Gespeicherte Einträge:

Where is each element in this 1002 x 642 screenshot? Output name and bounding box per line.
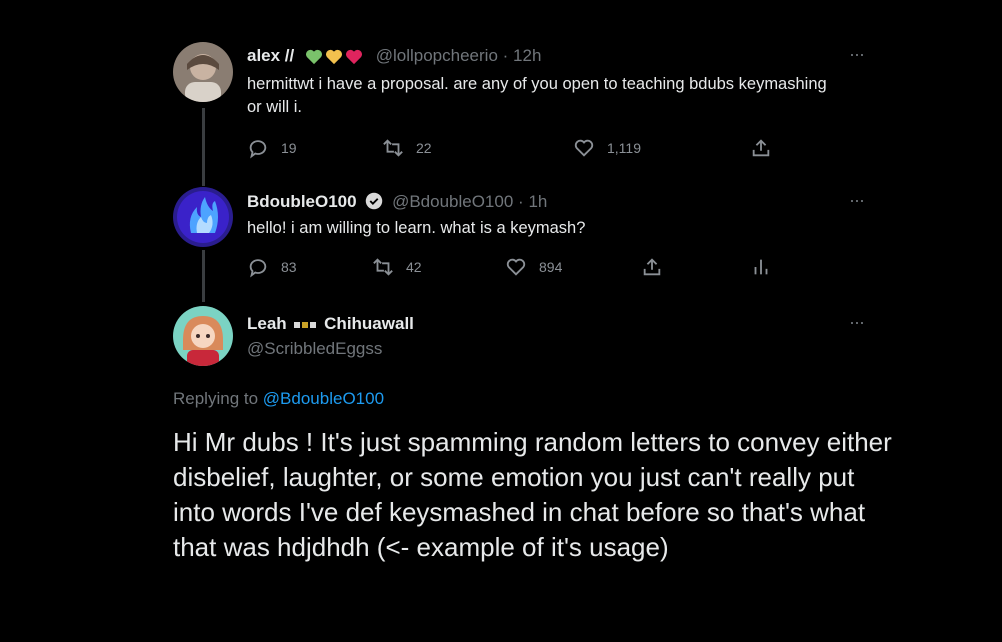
retweet-button[interactable]: 22: [382, 137, 432, 159]
replying-mention-link[interactable]: @BdoubleO100: [263, 389, 384, 408]
reply-button[interactable]: 83: [247, 256, 297, 278]
heart-emojis: [305, 49, 365, 65]
share-icon: [643, 258, 661, 276]
main-tweet-text: Hi Mr dubs ! It's just spamming random l…: [173, 427, 892, 562]
share-button[interactable]: [750, 137, 784, 159]
yellow-heart-icon: [326, 49, 342, 64]
tweet-actions: 19 22 1,119: [247, 137, 807, 161]
more-options-icon[interactable]: ···: [849, 44, 865, 65]
retweet-button[interactable]: 42: [372, 256, 422, 278]
display-name-first[interactable]: Leah: [247, 314, 287, 333]
share-button[interactable]: [641, 256, 675, 278]
display-name-second[interactable]: Chihuawall: [324, 314, 414, 333]
timestamp[interactable]: 12h: [513, 46, 541, 65]
display-name[interactable]: alex //: [247, 46, 294, 65]
replying-prefix: Replying to: [173, 389, 259, 408]
avatar[interactable]: [173, 306, 233, 366]
timestamp[interactable]: 1h: [528, 192, 547, 211]
retweet-count: 22: [416, 140, 432, 156]
tweet-header: alex // @lollpopcheerio · 12h: [247, 46, 541, 66]
replying-to-line: Replying to @BdoubleO100: [173, 389, 384, 409]
avatar[interactable]: [173, 187, 233, 247]
reply-icon: [249, 140, 267, 159]
tweet-text: hello! i am willing to learn. what is a …: [247, 219, 586, 237]
red-heart-icon: [346, 49, 362, 64]
separator: ·: [518, 192, 524, 211]
display-name[interactable]: BdoubleO100: [247, 192, 357, 211]
handle[interactable]: @ScribbledEggss: [247, 339, 382, 359]
share-icon: [752, 139, 770, 157]
handle[interactable]: @BdoubleO100: [392, 192, 513, 211]
retweet-count: 42: [406, 259, 422, 275]
like-count: 894: [539, 259, 563, 275]
flag-emoji-icon: [294, 321, 317, 328]
more-options-icon[interactable]: ···: [849, 312, 865, 333]
analytics-button[interactable]: [750, 256, 784, 278]
like-button[interactable]: 894: [505, 256, 562, 278]
reply-button[interactable]: 19: [247, 137, 297, 159]
reply-count: 83: [281, 259, 297, 275]
thread-line-1: [202, 108, 205, 186]
tweet-header: BdoubleO100 @BdoubleO100 · 1h: [247, 192, 547, 212]
verified-badge-icon: [366, 192, 383, 210]
reply-count: 19: [281, 140, 297, 156]
user-name-row: Leah Chihuawall: [247, 314, 414, 334]
avatar[interactable]: [173, 42, 233, 102]
reply-icon: [249, 259, 267, 278]
analytics-icon: [754, 259, 768, 275]
retweet-icon: [383, 139, 403, 157]
handle[interactable]: @lollpopcheerio: [376, 46, 498, 65]
like-button[interactable]: 1,119: [573, 137, 641, 159]
green-heart-icon: [306, 49, 322, 64]
retweet-icon: [373, 258, 393, 276]
like-count: 1,119: [607, 140, 641, 156]
separator: ·: [502, 46, 509, 65]
heart-icon: [506, 258, 526, 276]
tweet-actions: 83 42 894: [247, 256, 787, 280]
heart-icon: [574, 139, 594, 157]
tweet-text: hermittwt i have a proposal. are any of …: [247, 75, 827, 116]
more-options-icon[interactable]: ···: [849, 190, 865, 211]
thread-line-2: [202, 250, 205, 302]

*Kurze Aufgabe*
Schreib sämtliche Einträge oben Zeile für Zeile wortgetreu ab. Lass die Bilder in deiner Antwort weg.

*Endgültige Antwort*
Where is each element in this 1002 x 642 screenshot? Output name and bounding box per line.
retweet-button[interactable]: 22: [382, 137, 432, 159]
replying-mention-link[interactable]: @BdoubleO100: [263, 389, 384, 408]
reply-button[interactable]: 83: [247, 256, 297, 278]
heart-emojis: [305, 49, 365, 65]
share-icon: [643, 258, 661, 276]
main-tweet-text: Hi Mr dubs ! It's just spamming random l…: [173, 427, 892, 562]
share-button[interactable]: [750, 137, 784, 159]
yellow-heart-icon: [326, 49, 342, 64]
tweet-actions: 19 22 1,119: [247, 137, 807, 161]
more-options-icon[interactable]: ···: [849, 44, 865, 65]
retweet-button[interactable]: 42: [372, 256, 422, 278]
display-name-first[interactable]: Leah: [247, 314, 287, 333]
share-button[interactable]: [641, 256, 675, 278]
display-name-second[interactable]: Chihuawall: [324, 314, 414, 333]
timestamp[interactable]: 12h: [513, 46, 541, 65]
display-name[interactable]: alex //: [247, 46, 294, 65]
replying-prefix: Replying to: [173, 389, 259, 408]
avatar[interactable]: [173, 306, 233, 366]
timestamp[interactable]: 1h: [528, 192, 547, 211]
retweet-count: 22: [416, 140, 432, 156]
tweet-header: alex // @lollpopcheerio · 12h: [247, 46, 541, 66]
replying-to-line: Replying to @BdoubleO100: [173, 389, 384, 409]
avatar[interactable]: [173, 187, 233, 247]
reply-icon: [249, 140, 267, 159]
tweet-text: hello! i am willing to learn. what is a …: [247, 219, 586, 237]
red-heart-icon: [346, 49, 362, 64]
separator: ·: [518, 192, 524, 211]
display-name[interactable]: BdoubleO100: [247, 192, 357, 211]
handle[interactable]: @ScribbledEggss: [247, 339, 382, 359]
share-icon: [752, 139, 770, 157]
handle[interactable]: @BdoubleO100: [392, 192, 513, 211]
retweet-count: 42: [406, 259, 422, 275]
like-count: 894: [539, 259, 563, 275]
flag-emoji-icon: [294, 321, 317, 328]
more-options-icon[interactable]: ···: [849, 312, 865, 333]
analytics-button[interactable]: [750, 256, 784, 278]
like-button[interactable]: 894: [505, 256, 562, 278]
reply-button[interactable]: 19: [247, 137, 297, 159]
reply-count: 83: [281, 259, 297, 275]
thread-line-1: [202, 108, 205, 186]
tweet-header: BdoubleO100 @BdoubleO100 · 1h: [247, 192, 547, 212]
verified-badge-icon: [366, 192, 383, 210]
reply-count: 19: [281, 140, 297, 156]
user-name-row: Leah Chihuawall: [247, 314, 414, 334]
avatar[interactable]: [173, 42, 233, 102]
reply-icon: [249, 259, 267, 278]
analytics-icon: [754, 259, 768, 275]
retweet-icon: [383, 139, 403, 157]
handle[interactable]: @lollpopcheerio: [376, 46, 498, 65]
like-button[interactable]: 1,119: [573, 137, 641, 159]
green-heart-icon: [306, 49, 322, 64]
retweet-icon: [373, 258, 393, 276]
like-count: 1,119: [607, 140, 641, 156]
separator: ·: [502, 46, 509, 65]
heart-icon: [506, 258, 526, 276]
tweet-actions: 83 42 894: [247, 256, 787, 280]
heart-icon: [574, 139, 594, 157]
tweet-text: hermittwt i have a proposal. are any of …: [247, 75, 827, 116]
more-options-icon[interactable]: ···: [849, 190, 865, 211]
thread-line-2: [202, 250, 205, 302]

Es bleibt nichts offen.